■ **Given instruction**: Write out the entries verbatim and leave the images out of the copy.

■ **Stored items from a collection**:
◆ ◆ ◆ ◆ ◆ ◆ ◆
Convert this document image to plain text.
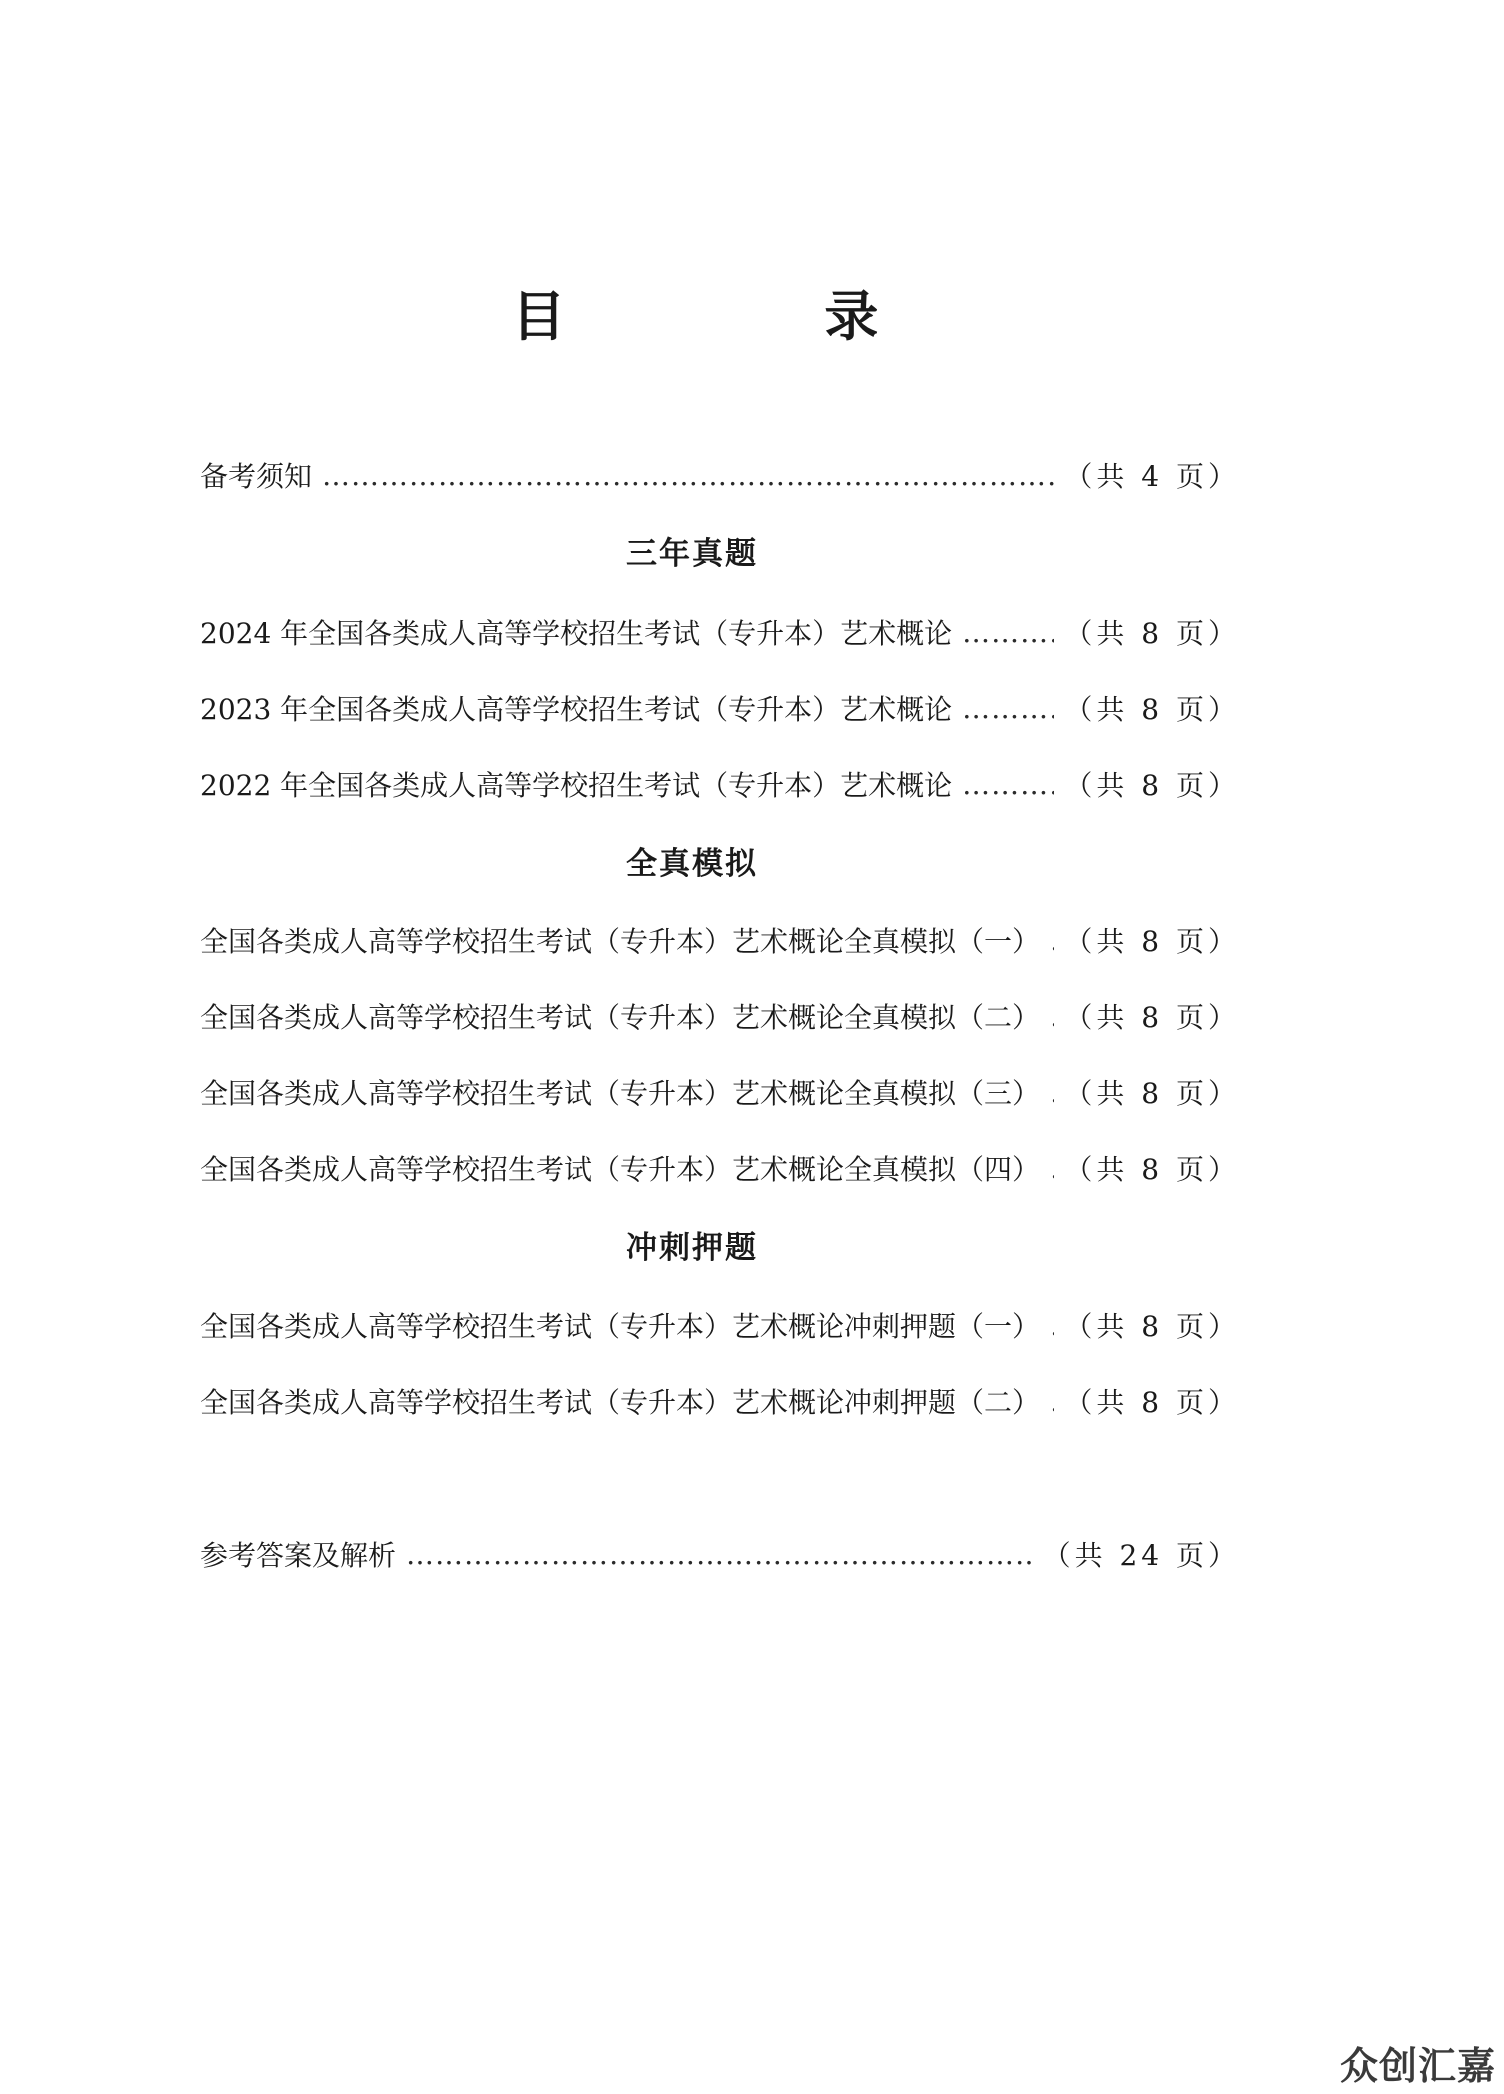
目 录
备考须知 …………………………………………………………………………………………………………………………………………………………………………………………………………	（共 4 页）
三年真题
2024 年全国各类成人高等学校招生考试（专升本）艺术概论 …………………………………………………………………………………………………………………………………………………………………………………………………………	（共 8 页）
2023 年全国各类成人高等学校招生考试（专升本）艺术概论 …………………………………………………………………………………………………………………………………………………………………………………………………………	（共 8 页）
2022 年全国各类成人高等学校招生考试（专升本）艺术概论 …………………………………………………………………………………………………………………………………………………………………………………………………………	（共 8 页）
全真模拟
全国各类成人高等学校招生考试（专升本）艺术概论全真模拟（一） ………………………………………………………………………………………………………………………………………………………………………………………………………… （共 8 页）
全国各类成人高等学校招生考试（专升本）艺术概论全真模拟（二） ………………………………………………………………………………………………………………………………………………………………………………………………………… （共 8 页）
全国各类成人高等学校招生考试（专升本）艺术概论全真模拟（三） ………………………………………………………………………………………………………………………………………………………………………………………………………… （共 8 页）
全国各类成人高等学校招生考试（专升本）艺术概论全真模拟（四） ………………………………………………………………………………………………………………………………………………………………………………………………………… （共 8 页）
冲刺押题
全国各类成人高等学校招生考试（专升本）艺术概论冲刺押题（一） ………………………………………………………………………………………………………………………………………………………………………………………………………… （共 8 页）
全国各类成人高等学校招生考试（专升本）艺术概论冲刺押题（二） ………………………………………………………………………………………………………………………………………………………………………………………………………… （共 8 页）
参考答案及解析 …………………………………………………………………………………………………………………………………………………………………………………………………………	（共 24 页）
众创汇嘉
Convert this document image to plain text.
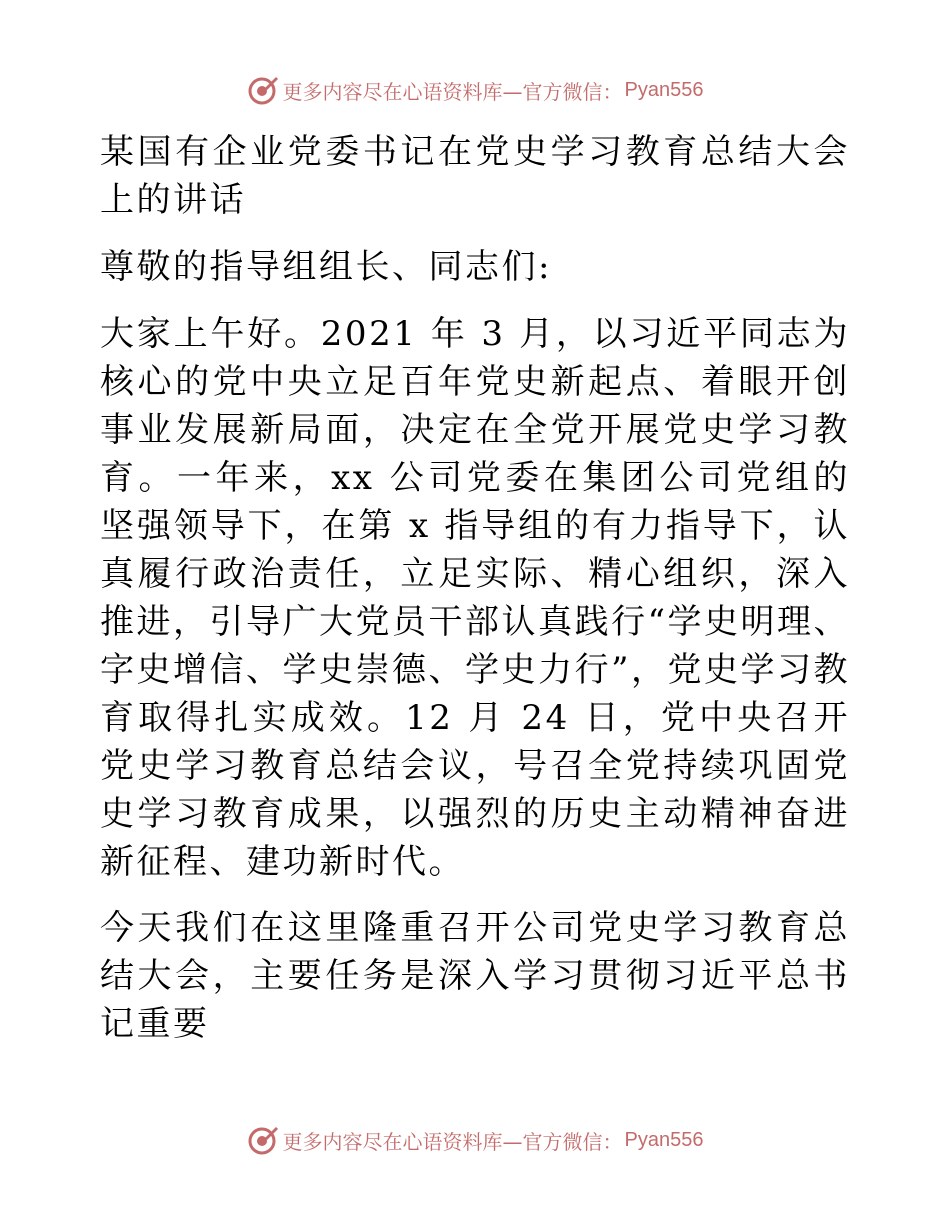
更多内容尽在心语资料库—官方微信： Pyan556

某国有企业党委书记在党史学习教育总结大会上的讲话

尊敬的指导组组长、同志们:

大家上午好。2021 年 3 月，以习近平同志为核心的党中央立足百年党史新起点、着眼开创事业发展新局面，决定在全党开展党史学习教育。一年来，xx 公司党委在集团公司党组的坚强领导下，在第 x 指导组的有力指导下，认真履行政治责任，立足实际、精心组织，深入推进，引导广大党员干部认真践行“学史明理、字史增信、学史崇德、学史力行”，党史学习教育取得扎实成效。12 月 24 日，党中央召开党史学习教育总结会议，号召全党持续巩固党史学习教育成果，以强烈的历史主动精神奋进新征程、建功新时代。

今天我们在这里隆重召开公司党史学习教育总结大会，主要任务是深入学习贯彻习近平总书记重要

更多内容尽在心语资料库—官方微信： Pyan556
◆ ◆ ◆ ◆ ◆ ◆ ◆
■ **Answer to this exercise**:
Convert this document image to plain text.
目 录
备考须知 …………………………………………………………………………………………………………………………………………………………………………………………………………	（共 4 页）
三年真题
2024 年全国各类成人高等学校招生考试（专升本）艺术概论 …………………………………………………………………………………………………………………………………………………………………………………………………………	（共 8 页）
2023 年全国各类成人高等学校招生考试（专升本）艺术概论 …………………………………………………………………………………………………………………………………………………………………………………………………………	（共 8 页）
2022 年全国各类成人高等学校招生考试（专升本）艺术概论 …………………………………………………………………………………………………………………………………………………………………………………………………………	（共 8 页）
全真模拟
全国各类成人高等学校招生考试（专升本）艺术概论全真模拟（一） ………………………………………………………………………………………………………………………………………………………………………………………………………… （共 8 页）
全国各类成人高等学校招生考试（专升本）艺术概论全真模拟（二） ………………………………………………………………………………………………………………………………………………………………………………………………………… （共 8 页）
全国各类成人高等学校招生考试（专升本）艺术概论全真模拟（三） ………………………………………………………………………………………………………………………………………………………………………………………………………… （共 8 页）
全国各类成人高等学校招生考试（专升本）艺术概论全真模拟（四） ………………………………………………………………………………………………………………………………………………………………………………………………………… （共 8 页）
冲刺押题
全国各类成人高等学校招生考试（专升本）艺术概论冲刺押题（一） ………………………………………………………………………………………………………………………………………………………………………………………………………… （共 8 页）
全国各类成人高等学校招生考试（专升本）艺术概论冲刺押题（二） ………………………………………………………………………………………………………………………………………………………………………………………………………… （共 8 页）
参考答案及解析 …………………………………………………………………………………………………………………………………………………………………………………………………………	（共 24 页）
众创汇嘉
Convert this document image to plain text.
更多内容尽在心语资料库—官方微信： Pyan556

某国有企业党委书记在党史学习教育总结大会上的讲话

尊敬的指导组组长、同志们:

大家上午好。2021 年 3 月，以习近平同志为核心的党中央立足百年党史新起点、着眼开创事业发展新局面，决定在全党开展党史学习教育。一年来，xx 公司党委在集团公司党组的坚强领导下，在第 x 指导组的有力指导下，认真履行政治责任，立足实际、精心组织，深入推进，引导广大党员干部认真践行“学史明理、字史增信、学史崇德、学史力行”，党史学习教育取得扎实成效。12 月 24 日，党中央召开党史学习教育总结会议，号召全党持续巩固党史学习教育成果，以强烈的历史主动精神奋进新征程、建功新时代。

今天我们在这里隆重召开公司党史学习教育总结大会，主要任务是深入学习贯彻习近平总书记重要

更多内容尽在心语资料库—官方微信： Pyan556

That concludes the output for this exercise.